PROVIDED MATERIAL -

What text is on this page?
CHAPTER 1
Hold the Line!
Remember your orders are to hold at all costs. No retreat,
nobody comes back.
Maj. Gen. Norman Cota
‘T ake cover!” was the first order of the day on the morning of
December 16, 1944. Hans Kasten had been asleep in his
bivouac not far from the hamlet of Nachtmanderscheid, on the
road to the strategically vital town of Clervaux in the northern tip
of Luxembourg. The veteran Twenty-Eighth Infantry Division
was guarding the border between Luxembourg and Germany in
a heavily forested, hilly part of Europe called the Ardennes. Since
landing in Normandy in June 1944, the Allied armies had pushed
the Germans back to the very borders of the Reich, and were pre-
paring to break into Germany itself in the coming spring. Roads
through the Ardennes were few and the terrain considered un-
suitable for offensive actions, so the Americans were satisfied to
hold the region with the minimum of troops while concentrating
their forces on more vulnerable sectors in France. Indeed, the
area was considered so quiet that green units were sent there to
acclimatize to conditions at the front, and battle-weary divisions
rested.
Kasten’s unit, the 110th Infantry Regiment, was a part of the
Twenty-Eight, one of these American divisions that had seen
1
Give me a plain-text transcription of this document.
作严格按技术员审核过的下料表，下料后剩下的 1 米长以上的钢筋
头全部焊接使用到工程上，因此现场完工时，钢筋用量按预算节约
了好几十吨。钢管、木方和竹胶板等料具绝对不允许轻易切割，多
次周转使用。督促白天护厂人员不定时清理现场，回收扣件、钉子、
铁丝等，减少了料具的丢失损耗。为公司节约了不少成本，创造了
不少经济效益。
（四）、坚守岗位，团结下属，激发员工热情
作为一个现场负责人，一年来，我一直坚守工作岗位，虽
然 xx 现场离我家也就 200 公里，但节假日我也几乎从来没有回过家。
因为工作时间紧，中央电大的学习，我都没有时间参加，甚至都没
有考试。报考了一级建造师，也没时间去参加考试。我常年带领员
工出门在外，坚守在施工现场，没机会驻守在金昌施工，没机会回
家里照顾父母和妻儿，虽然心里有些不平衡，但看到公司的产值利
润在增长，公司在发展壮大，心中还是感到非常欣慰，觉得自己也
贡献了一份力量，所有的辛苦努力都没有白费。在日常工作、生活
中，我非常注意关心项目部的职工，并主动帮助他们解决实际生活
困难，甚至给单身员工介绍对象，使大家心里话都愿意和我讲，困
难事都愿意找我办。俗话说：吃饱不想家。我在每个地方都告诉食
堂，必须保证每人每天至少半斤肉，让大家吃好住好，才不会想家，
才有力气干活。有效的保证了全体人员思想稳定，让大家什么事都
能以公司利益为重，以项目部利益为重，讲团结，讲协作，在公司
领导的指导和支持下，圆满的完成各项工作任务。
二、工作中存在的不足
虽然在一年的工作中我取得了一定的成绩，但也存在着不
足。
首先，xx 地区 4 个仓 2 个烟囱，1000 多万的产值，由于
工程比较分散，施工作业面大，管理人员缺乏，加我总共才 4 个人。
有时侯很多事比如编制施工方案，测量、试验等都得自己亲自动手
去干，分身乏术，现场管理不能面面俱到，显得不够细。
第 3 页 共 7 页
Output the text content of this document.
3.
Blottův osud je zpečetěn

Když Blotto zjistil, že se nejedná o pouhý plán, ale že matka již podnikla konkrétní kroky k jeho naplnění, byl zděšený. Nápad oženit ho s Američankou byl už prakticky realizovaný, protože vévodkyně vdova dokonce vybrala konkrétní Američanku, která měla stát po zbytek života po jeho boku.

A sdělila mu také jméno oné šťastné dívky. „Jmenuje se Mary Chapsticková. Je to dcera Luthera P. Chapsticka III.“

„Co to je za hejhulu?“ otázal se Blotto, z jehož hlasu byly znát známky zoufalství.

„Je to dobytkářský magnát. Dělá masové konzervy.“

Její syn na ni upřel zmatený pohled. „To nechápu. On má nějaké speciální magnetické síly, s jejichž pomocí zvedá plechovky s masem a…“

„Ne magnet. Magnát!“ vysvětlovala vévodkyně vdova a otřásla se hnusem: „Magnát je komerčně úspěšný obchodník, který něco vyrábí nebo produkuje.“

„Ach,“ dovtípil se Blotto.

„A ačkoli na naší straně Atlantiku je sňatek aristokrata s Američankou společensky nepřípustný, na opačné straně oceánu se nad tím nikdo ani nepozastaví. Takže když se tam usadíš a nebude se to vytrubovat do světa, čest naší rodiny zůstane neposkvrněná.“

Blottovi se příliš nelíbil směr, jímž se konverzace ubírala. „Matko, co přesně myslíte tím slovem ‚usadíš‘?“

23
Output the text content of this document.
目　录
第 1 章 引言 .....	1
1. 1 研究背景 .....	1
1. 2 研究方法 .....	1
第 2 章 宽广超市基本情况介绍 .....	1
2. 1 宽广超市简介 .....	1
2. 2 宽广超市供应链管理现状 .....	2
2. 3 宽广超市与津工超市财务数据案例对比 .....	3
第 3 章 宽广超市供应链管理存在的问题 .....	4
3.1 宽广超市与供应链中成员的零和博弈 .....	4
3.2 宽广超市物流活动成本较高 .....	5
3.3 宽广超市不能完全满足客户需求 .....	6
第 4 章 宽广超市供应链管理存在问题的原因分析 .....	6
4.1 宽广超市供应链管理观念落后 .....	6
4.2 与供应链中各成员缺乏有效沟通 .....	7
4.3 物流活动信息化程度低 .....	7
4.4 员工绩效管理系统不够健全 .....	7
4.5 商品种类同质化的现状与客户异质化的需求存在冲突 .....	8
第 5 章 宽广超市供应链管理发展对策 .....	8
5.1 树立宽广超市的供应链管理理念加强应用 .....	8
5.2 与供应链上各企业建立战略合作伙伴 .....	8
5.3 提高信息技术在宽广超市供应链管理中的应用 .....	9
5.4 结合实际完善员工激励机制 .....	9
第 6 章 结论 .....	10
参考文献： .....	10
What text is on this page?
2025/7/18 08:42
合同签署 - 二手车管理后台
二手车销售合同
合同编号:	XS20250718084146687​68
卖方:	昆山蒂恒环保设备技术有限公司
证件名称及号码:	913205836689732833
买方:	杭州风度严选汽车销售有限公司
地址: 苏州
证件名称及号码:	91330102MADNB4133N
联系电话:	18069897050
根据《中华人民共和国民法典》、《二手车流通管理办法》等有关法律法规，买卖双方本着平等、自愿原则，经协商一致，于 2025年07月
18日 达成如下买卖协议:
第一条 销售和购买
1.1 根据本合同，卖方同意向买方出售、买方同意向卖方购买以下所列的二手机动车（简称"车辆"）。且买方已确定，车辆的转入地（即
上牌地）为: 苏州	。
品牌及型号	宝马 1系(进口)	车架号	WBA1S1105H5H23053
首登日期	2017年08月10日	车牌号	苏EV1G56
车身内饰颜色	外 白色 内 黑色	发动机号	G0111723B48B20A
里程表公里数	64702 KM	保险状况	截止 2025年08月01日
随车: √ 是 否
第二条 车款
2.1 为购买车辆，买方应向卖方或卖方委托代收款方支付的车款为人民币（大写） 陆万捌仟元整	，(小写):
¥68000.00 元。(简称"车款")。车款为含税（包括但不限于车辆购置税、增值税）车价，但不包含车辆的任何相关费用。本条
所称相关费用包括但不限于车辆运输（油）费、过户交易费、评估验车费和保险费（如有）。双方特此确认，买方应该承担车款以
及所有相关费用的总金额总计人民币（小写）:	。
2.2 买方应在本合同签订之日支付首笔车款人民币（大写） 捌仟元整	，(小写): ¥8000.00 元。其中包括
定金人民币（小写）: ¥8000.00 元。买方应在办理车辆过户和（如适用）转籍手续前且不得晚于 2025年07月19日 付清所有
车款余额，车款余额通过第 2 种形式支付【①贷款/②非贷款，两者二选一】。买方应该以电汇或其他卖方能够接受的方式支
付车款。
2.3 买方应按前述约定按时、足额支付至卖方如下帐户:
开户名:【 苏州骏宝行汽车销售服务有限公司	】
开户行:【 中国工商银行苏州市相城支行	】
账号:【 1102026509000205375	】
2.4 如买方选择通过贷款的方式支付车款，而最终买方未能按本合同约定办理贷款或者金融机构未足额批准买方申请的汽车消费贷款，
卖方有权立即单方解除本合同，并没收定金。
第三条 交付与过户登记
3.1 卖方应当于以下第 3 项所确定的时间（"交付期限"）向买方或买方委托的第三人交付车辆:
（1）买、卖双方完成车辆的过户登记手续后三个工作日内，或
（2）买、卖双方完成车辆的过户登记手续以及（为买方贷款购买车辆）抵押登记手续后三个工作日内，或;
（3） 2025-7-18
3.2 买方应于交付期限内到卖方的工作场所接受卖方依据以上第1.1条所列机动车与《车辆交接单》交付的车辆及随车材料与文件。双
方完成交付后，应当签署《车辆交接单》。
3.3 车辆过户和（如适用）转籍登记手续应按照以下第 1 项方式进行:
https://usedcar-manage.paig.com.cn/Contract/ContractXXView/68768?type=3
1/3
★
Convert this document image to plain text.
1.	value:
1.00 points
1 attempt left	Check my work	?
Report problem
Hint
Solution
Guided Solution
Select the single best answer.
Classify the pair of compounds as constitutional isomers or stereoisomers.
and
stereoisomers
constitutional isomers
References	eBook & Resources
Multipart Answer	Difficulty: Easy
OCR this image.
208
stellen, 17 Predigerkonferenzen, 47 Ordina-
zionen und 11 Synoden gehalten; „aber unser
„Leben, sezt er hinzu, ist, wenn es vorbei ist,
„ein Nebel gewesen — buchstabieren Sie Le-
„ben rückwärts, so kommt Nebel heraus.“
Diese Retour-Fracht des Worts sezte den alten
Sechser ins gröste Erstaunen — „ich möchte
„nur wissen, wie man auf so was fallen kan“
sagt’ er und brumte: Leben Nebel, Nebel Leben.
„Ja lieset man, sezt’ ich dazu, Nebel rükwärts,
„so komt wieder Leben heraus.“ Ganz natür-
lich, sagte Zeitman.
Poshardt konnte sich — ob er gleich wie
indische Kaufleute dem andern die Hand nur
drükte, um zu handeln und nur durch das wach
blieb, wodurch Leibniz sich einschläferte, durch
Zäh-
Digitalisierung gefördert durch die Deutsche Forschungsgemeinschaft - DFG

EXERCISE DETAILS -
Copy all lines from the data that hold the word "considered".

OUTPUT FOR THIS EXERCISE -
through the Ardennes were few and the terrain considered un-
area was considered so quiet that green units were sent there to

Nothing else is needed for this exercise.